What follows is a block of records; reproduce all of it verbatim.

═══

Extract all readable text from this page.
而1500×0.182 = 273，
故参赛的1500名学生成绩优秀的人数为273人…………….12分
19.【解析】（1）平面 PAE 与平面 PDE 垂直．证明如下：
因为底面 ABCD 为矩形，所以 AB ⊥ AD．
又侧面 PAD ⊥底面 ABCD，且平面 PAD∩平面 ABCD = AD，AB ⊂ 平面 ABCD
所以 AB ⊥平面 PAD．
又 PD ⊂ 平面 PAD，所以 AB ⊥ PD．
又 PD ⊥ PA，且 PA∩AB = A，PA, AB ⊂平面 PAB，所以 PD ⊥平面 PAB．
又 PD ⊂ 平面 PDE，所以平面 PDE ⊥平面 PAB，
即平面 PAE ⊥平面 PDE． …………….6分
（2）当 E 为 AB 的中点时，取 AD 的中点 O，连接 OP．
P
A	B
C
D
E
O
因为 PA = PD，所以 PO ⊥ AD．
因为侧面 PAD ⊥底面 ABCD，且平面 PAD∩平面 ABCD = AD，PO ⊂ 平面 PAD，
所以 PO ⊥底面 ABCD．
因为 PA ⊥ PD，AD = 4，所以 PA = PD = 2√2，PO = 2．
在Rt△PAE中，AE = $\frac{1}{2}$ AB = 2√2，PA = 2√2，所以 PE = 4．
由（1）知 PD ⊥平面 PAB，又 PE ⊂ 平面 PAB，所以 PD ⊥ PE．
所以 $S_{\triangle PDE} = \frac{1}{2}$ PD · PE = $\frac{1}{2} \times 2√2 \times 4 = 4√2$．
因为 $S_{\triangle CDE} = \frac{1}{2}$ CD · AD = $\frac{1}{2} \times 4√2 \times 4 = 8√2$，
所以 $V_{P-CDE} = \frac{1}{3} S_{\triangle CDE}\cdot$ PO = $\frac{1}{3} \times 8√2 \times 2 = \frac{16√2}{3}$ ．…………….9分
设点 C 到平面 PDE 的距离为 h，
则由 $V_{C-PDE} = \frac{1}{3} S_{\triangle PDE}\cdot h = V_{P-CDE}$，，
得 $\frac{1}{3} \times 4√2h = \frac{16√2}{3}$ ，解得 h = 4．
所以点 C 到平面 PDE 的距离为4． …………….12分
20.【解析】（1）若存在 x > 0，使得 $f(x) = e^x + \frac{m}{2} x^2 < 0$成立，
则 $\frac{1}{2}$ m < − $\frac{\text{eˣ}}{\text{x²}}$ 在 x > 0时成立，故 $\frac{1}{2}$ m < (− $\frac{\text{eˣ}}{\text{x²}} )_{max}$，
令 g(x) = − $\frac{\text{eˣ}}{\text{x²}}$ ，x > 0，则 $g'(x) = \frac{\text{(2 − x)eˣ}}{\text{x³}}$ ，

═══

- _Task result_:
Extract all readable text from this page.
而1500×0.182 = 273，
故参赛的1500名学生成绩优秀的人数为273人…………….12分
19.【解析】（1）平面 PAE 与平面 PDE 垂直．证明如下：
因为底面 ABCD 为矩形，所以 AB ⊥ AD．
又侧面 PAD ⊥底面 ABCD，且平面 PAD∩平面 ABCD = AD，AB ⊂ 平面 ABCD
所以 AB ⊥平面 PAD．
又 PD ⊂ 平面 PAD，所以 AB ⊥ PD．
又 PD ⊥ PA，且 PA∩AB = A，PA, AB ⊂平面 PAB，所以 PD ⊥平面 PAB．
又 PD ⊂ 平面 PDE，所以平面 PDE ⊥平面 PAB，
即平面 PAE ⊥平面 PDE． …………….6分
（2）当 E 为 AB 的中点时，取 AD 的中点 O，连接 OP．
P
A	B
C
D
E
O
因为 PA = PD，所以 PO ⊥ AD．
因为侧面 PAD ⊥底面 ABCD，且平面 PAD∩平面 ABCD = AD，PO ⊂ 平面 PAD，
所以 PO ⊥底面 ABCD．
因为 PA ⊥ PD，AD = 4，所以 PA = PD = 2√2，PO = 2．
在Rt△PAE中，AE = $\frac{1}{2}$ AB = 2√2，PA = 2√2，所以 PE = 4．
由（1）知 PD ⊥平面 PAB，又 PE ⊂ 平面 PAB，所以 PD ⊥ PE．
所以 $S_{\triangle PDE} = \frac{1}{2}$ PD · PE = $\frac{1}{2} \times 2√2 \times 4 = 4√2$．
因为 $S_{\triangle CDE} = \frac{1}{2}$ CD · AD = $\frac{1}{2} \times 4√2 \times 4 = 8√2$，
所以 $V_{P-CDE} = \frac{1}{3} S_{\triangle CDE}\cdot$ PO = $\frac{1}{3} \times 8√2 \times 2 = \frac{16√2}{3}$ ．…………….9分
设点 C 到平面 PDE 的距离为 h，
则由 $V_{C-PDE} = \frac{1}{3} S_{\triangle PDE}\cdot h = V_{P-CDE}$，，
得 $\frac{1}{3} \times 4√2h = \frac{16√2}{3}$ ，解得 h = 4．
所以点 C 到平面 PDE 的距离为4． …………….12分
20.【解析】（1）若存在 x > 0，使得 $f(x) = e^x + \frac{m}{2} x^2 < 0$成立，
则 $\frac{1}{2}$ m < − $\frac{\text{eˣ}}{\text{x²}}$ 在 x > 0时成立，故 $\frac{1}{2}$ m < (− $\frac{\text{eˣ}}{\text{x²}} )_{max}$，
令 g(x) = − $\frac{\text{eˣ}}{\text{x²}}$ ，x > 0，则 $g'(x) = \frac{\text{(2 − x)eˣ}}{\text{x³}}$ ，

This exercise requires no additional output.